(Data records)

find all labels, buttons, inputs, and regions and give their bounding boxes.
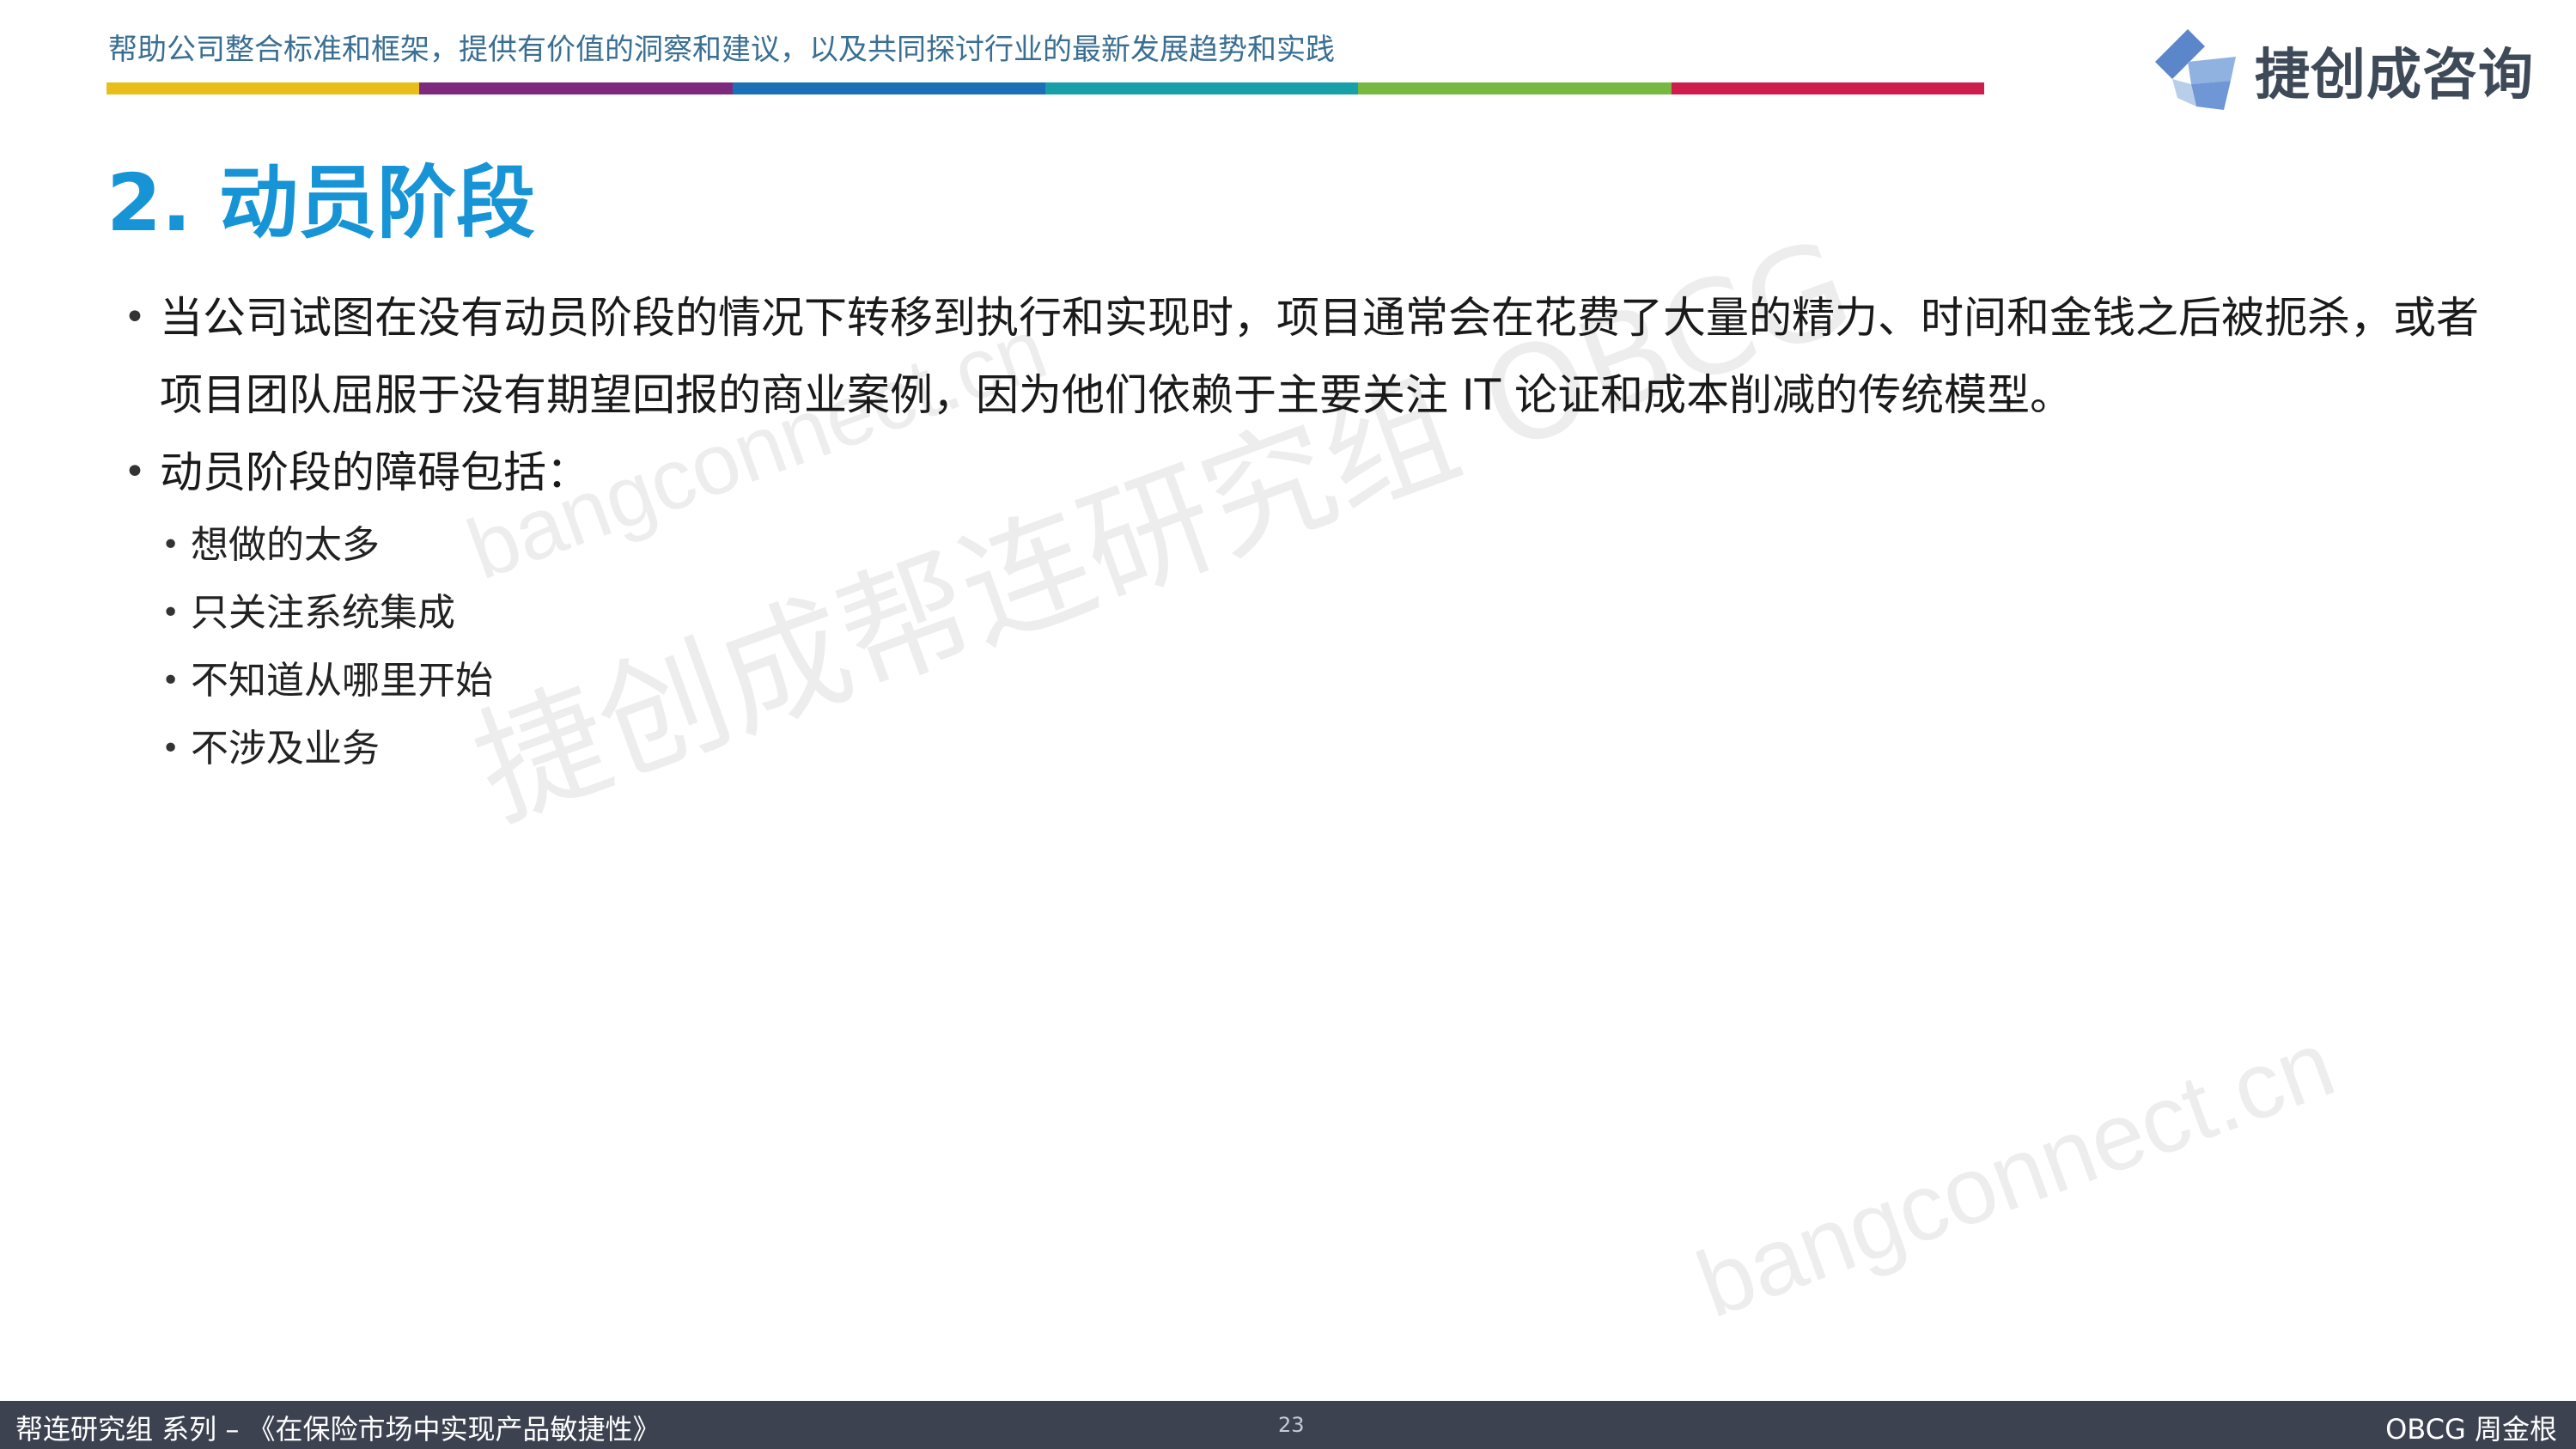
color-bar-segment (1044, 82, 1359, 94)
bullet-list: • 当公司试图在没有动员阶段的情况下转移到执行和实现时，项目通常会在花费了大量的… (120, 279, 2491, 782)
bullet-item: • 当公司试图在没有动员阶段的情况下转移到执行和实现时，项目通常会在花费了大量的… (120, 279, 2491, 434)
bullet-dot-icon: • (161, 731, 180, 766)
sub-bullet-item: • 不知道从哪里开始 (161, 647, 2491, 715)
page-number: 23 (1278, 1413, 1305, 1437)
bullet-dot-icon: • (161, 663, 180, 698)
sub-bullet-text: 不涉及业务 (191, 727, 380, 770)
header-color-bar (107, 82, 1984, 94)
cube-icon (2155, 29, 2236, 110)
logo-text: 捷创成咨询 (2255, 44, 2534, 107)
sub-bullet-item: • 只关注系统集成 (161, 579, 2491, 647)
bullet-dot-icon: • (161, 527, 180, 563)
header-tagline: 帮助公司整合标准和框架，提供有价值的洞察和建议，以及共同探讨行业的最新发展趋势和… (108, 33, 1335, 67)
sub-bullet-item: • 想做的太多 (161, 511, 2491, 579)
sub-bullet-text: 不知道从哪里开始 (191, 659, 493, 703)
color-bar-segment (107, 82, 420, 94)
sub-bullet-text: 只关注系统集成 (191, 591, 455, 635)
footer-author: OBCG 周金根 (2385, 1413, 2557, 1446)
color-bar-segment (1358, 82, 1672, 94)
footer-bar: 帮连研究组 系列 – 《在保险市场中实现产品敏捷性》 23 OBCG 周金根 (0, 1401, 2576, 1449)
bullet-dot-icon: • (124, 295, 146, 339)
color-bar-segment (419, 82, 733, 94)
bullet-text: 动员阶段的障碍包括： (160, 447, 589, 497)
bullet-item: • 动员阶段的障碍包括： (120, 434, 2491, 511)
color-bar-segment (1671, 82, 1984, 94)
watermark-url: bangconnect.cn (1684, 1010, 2348, 1338)
color-bar-segment (732, 82, 1045, 94)
bullet-dot-icon: • (124, 450, 146, 494)
bullet-text: 当公司试图在没有动员阶段的情况下转移到执行和实现时，项目通常会在花费了大量的精力… (160, 293, 2479, 420)
slide-title: 2. 动员阶段 (107, 157, 535, 249)
footer-series-title: 帮连研究组 系列 – 《在保险市场中实现产品敏捷性》 (15, 1413, 661, 1446)
bullet-dot-icon: • (161, 595, 180, 630)
sub-bullet-text: 想做的太多 (191, 523, 380, 567)
company-logo: 捷创成咨询 (2152, 27, 2534, 113)
sub-bullet-item: • 不涉及业务 (161, 715, 2491, 782)
sub-bullet-list: • 想做的太多 • 只关注系统集成 • 不知道从哪里开始 • 不涉及业务 (120, 511, 2491, 782)
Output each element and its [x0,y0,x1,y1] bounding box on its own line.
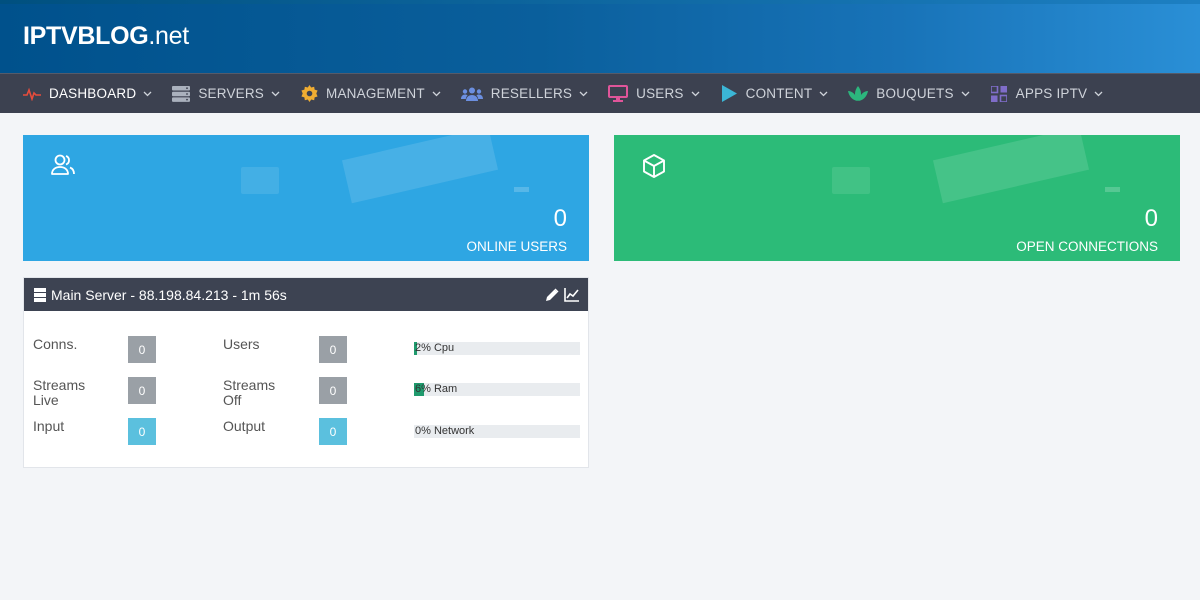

- Task objective -
Rewrite all the rows above, replacing "bullet-dot-icon" with "bullet-marker" and keeping everything else the same. Omit the pictures from your answer.

- Task output -
find all labels, buttons, inputs, and regions and give their bounding boxes.
color-bar-segment (1044, 82, 1359, 94)
bullet-list: • 当公司试图在没有动员阶段的情况下转移到执行和实现时，项目通常会在花费了大量的… (120, 279, 2491, 782)
bullet-item: • 当公司试图在没有动员阶段的情况下转移到执行和实现时，项目通常会在花费了大量的… (120, 279, 2491, 434)
bullet-marker: • (161, 731, 180, 766)
sub-bullet-item: • 不知道从哪里开始 (161, 647, 2491, 715)
page-number: 23 (1278, 1413, 1305, 1437)
bullet-marker: • (161, 663, 180, 698)
sub-bullet-text: 不涉及业务 (191, 727, 380, 770)
header-color-bar (107, 82, 1984, 94)
cube-icon (2155, 29, 2236, 110)
logo-text: 捷创成咨询 (2255, 44, 2534, 107)
sub-bullet-item: • 只关注系统集成 (161, 579, 2491, 647)
bullet-marker: • (161, 527, 180, 563)
header-tagline: 帮助公司整合标准和框架，提供有价值的洞察和建议，以及共同探讨行业的最新发展趋势和… (108, 33, 1335, 67)
sub-bullet-item: • 想做的太多 (161, 511, 2491, 579)
sub-bullet-text: 不知道从哪里开始 (191, 659, 493, 703)
color-bar-segment (107, 82, 420, 94)
sub-bullet-text: 只关注系统集成 (191, 591, 455, 635)
footer-author: OBCG 周金根 (2385, 1413, 2557, 1446)
color-bar-segment (1358, 82, 1672, 94)
footer-bar: 帮连研究组 系列 – 《在保险市场中实现产品敏捷性》 23 OBCG 周金根 (0, 1401, 2576, 1449)
bullet-marker: • (124, 295, 146, 339)
color-bar-segment (419, 82, 733, 94)
bullet-text: 动员阶段的障碍包括： (160, 447, 589, 497)
bullet-item: • 动员阶段的障碍包括： (120, 434, 2491, 511)
color-bar-segment (1671, 82, 1984, 94)
watermark-url: bangconnect.cn (1684, 1010, 2348, 1338)
color-bar-segment (732, 82, 1045, 94)
bullet-marker: • (124, 450, 146, 494)
bullet-text: 当公司试图在没有动员阶段的情况下转移到执行和实现时，项目通常会在花费了大量的精力… (160, 293, 2479, 420)
slide-title: 2. 动员阶段 (107, 157, 535, 249)
footer-series-title: 帮连研究组 系列 – 《在保险市场中实现产品敏捷性》 (15, 1413, 661, 1446)
bullet-marker: • (161, 595, 180, 630)
sub-bullet-text: 想做的太多 (191, 523, 380, 567)
company-logo: 捷创成咨询 (2152, 27, 2534, 113)
sub-bullet-item: • 不涉及业务 (161, 715, 2491, 782)
sub-bullet-list: • 想做的太多 • 只关注系统集成 • 不知道从哪里开始 • 不涉及业务 (120, 511, 2491, 782)
Output each element and its [x0,y0,x1,y1] bounding box on its own line.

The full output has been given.